## BEGIN AVAILABLE DATA

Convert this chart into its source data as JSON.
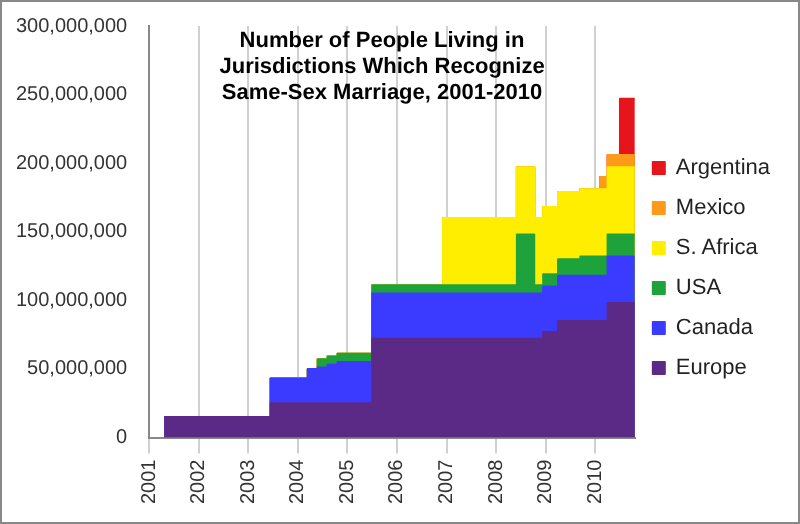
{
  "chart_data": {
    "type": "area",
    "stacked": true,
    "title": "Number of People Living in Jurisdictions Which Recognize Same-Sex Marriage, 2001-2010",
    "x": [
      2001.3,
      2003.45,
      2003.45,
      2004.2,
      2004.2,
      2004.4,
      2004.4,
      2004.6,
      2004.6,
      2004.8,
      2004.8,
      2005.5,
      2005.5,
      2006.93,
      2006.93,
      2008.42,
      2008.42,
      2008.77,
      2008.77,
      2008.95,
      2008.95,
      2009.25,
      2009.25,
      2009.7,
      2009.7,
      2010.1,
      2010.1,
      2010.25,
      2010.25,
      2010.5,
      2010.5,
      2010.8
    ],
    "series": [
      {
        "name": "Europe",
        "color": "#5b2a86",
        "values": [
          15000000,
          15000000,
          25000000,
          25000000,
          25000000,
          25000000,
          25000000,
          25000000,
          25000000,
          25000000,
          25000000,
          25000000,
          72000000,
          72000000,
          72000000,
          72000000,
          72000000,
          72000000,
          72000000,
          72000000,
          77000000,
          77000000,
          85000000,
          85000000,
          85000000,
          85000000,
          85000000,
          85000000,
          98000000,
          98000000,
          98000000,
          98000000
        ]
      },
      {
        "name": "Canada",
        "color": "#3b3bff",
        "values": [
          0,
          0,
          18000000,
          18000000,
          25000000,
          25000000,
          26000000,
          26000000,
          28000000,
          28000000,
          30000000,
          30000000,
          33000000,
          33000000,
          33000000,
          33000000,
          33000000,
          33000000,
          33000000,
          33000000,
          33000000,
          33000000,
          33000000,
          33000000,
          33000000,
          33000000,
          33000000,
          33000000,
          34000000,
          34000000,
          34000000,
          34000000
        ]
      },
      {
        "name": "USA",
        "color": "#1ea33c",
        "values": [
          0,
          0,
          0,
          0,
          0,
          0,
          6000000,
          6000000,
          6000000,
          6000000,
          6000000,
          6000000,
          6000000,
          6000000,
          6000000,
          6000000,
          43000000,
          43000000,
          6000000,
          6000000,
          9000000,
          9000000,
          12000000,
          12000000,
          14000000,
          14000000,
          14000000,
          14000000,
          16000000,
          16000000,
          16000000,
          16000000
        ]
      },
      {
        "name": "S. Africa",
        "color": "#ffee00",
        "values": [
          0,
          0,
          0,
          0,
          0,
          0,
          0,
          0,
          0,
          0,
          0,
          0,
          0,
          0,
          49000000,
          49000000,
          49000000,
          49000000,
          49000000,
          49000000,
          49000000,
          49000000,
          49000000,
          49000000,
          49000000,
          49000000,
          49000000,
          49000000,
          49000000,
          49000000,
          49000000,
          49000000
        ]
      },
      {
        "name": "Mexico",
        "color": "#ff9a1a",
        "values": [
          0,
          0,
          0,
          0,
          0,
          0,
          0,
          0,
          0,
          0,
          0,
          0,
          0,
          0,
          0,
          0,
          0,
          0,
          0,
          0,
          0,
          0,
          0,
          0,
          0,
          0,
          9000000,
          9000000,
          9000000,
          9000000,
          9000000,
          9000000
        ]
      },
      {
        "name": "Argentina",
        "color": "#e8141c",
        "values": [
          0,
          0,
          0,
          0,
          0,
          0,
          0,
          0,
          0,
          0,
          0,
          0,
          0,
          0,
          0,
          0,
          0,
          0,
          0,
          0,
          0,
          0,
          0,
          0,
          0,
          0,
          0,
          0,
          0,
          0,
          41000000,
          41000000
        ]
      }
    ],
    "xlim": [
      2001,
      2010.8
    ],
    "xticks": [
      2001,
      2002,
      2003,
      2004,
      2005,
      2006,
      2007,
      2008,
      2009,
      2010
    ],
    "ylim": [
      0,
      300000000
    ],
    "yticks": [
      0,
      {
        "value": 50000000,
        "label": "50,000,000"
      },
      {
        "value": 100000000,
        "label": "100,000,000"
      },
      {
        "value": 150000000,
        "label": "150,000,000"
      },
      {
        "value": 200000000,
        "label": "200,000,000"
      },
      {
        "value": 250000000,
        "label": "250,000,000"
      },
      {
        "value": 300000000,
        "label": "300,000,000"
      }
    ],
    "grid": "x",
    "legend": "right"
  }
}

## END AVAILABLE DATA
## BEGIN AVAILABLE DATA

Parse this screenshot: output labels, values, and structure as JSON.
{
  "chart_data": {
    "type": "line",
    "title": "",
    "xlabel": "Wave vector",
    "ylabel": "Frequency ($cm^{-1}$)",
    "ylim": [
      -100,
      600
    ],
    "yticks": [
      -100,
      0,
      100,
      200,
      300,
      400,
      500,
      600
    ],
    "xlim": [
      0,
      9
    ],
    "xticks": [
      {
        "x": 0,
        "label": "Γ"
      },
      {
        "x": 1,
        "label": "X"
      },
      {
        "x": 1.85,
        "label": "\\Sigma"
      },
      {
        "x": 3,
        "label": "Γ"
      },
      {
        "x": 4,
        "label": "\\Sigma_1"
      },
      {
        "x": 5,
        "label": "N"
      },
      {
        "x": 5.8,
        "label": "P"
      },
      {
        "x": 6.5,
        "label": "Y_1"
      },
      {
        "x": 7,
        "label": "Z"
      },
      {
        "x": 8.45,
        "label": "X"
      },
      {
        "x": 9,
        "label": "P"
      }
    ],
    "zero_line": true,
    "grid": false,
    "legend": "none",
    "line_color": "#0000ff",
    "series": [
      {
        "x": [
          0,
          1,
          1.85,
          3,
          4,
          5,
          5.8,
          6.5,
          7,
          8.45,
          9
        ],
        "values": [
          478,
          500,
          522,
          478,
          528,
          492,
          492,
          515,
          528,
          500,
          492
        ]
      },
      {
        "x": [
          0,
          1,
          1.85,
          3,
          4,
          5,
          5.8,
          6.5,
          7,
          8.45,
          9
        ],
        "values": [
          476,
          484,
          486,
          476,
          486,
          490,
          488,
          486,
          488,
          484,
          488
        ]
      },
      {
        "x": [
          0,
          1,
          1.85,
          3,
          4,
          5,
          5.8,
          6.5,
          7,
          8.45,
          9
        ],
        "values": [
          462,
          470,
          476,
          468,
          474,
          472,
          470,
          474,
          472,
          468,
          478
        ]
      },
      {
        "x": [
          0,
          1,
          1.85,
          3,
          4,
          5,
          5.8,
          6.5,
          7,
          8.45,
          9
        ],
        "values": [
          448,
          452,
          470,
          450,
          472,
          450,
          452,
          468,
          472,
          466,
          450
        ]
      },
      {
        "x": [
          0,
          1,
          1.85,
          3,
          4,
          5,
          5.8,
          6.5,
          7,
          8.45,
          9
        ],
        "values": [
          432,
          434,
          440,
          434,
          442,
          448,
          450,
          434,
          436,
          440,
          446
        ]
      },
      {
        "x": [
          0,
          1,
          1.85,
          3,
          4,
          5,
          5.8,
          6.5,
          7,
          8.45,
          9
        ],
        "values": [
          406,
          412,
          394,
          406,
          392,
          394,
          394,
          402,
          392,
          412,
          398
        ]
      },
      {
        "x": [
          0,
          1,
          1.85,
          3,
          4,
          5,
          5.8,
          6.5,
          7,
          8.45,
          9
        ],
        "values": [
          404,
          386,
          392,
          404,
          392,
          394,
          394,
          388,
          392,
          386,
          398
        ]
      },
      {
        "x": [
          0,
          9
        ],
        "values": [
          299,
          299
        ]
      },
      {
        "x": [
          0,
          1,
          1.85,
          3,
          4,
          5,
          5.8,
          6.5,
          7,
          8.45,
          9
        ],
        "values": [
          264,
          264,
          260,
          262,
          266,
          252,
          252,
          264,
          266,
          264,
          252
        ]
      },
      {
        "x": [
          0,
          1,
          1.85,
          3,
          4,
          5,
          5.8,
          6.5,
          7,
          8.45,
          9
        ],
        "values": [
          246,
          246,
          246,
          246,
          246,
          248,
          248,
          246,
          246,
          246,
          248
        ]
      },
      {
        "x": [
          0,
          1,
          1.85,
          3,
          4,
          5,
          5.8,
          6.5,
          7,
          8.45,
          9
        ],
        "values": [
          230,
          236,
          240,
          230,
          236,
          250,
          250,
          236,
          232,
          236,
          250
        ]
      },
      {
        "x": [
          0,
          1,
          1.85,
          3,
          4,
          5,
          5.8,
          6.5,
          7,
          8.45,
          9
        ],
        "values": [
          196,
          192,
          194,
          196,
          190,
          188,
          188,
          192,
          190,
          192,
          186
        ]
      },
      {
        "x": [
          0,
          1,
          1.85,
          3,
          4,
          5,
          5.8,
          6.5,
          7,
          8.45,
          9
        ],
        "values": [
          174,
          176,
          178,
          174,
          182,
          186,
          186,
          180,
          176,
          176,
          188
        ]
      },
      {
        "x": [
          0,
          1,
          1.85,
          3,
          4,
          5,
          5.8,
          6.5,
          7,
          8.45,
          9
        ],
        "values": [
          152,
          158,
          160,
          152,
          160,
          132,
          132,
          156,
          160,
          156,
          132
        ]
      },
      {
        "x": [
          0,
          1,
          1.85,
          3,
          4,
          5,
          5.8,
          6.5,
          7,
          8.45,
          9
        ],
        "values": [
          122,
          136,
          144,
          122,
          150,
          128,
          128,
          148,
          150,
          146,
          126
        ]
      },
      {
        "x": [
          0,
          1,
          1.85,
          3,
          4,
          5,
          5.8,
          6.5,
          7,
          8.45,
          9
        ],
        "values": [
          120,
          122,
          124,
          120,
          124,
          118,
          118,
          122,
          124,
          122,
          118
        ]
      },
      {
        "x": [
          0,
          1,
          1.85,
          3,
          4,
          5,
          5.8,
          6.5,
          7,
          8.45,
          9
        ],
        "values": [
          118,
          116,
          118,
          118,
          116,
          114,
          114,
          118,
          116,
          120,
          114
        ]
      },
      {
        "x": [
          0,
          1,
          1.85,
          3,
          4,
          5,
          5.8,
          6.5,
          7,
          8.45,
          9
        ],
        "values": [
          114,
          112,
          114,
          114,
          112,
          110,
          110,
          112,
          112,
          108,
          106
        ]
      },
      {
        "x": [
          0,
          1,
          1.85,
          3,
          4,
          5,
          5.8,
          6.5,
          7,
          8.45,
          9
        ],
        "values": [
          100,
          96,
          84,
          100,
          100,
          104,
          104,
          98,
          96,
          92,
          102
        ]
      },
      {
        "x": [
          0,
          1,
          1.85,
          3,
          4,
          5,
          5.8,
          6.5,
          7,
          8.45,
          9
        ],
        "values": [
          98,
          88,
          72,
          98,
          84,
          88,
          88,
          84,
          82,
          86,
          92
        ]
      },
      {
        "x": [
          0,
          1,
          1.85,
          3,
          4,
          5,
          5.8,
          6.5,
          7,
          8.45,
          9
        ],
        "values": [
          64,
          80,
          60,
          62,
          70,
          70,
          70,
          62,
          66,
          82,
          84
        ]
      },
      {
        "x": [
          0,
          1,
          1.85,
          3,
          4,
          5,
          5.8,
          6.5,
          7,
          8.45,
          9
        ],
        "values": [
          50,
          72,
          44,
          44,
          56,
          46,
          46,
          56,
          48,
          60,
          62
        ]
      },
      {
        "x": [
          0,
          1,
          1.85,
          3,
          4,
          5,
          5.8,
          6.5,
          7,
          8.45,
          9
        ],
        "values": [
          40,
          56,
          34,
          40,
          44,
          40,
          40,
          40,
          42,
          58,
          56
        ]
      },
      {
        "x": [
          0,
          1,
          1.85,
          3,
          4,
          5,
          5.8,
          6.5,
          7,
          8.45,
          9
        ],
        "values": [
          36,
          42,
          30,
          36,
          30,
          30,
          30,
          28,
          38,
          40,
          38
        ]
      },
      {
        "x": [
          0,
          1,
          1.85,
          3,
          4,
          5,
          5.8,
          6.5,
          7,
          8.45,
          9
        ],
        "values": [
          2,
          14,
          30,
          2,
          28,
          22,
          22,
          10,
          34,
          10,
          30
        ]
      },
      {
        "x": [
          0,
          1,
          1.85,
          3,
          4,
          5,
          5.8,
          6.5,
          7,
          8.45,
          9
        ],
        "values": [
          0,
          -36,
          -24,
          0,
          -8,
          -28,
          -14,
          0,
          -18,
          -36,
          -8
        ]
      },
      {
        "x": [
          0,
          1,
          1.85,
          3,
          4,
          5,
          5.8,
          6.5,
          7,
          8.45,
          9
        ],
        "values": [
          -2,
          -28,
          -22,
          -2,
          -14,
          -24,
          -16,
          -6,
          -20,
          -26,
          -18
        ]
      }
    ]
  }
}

## END AVAILABLE DATA

■ EXERCISE OBJECTIVE ■
Track down the lines that include the word "name" and copy them.

■ COMPLETED EXERCISE ■
        "name": "Europe",
        "name": "Canada",
        "name": "USA",
        "name": "S. Africa",
        "name": "Mexico",
        "name": "Argentina",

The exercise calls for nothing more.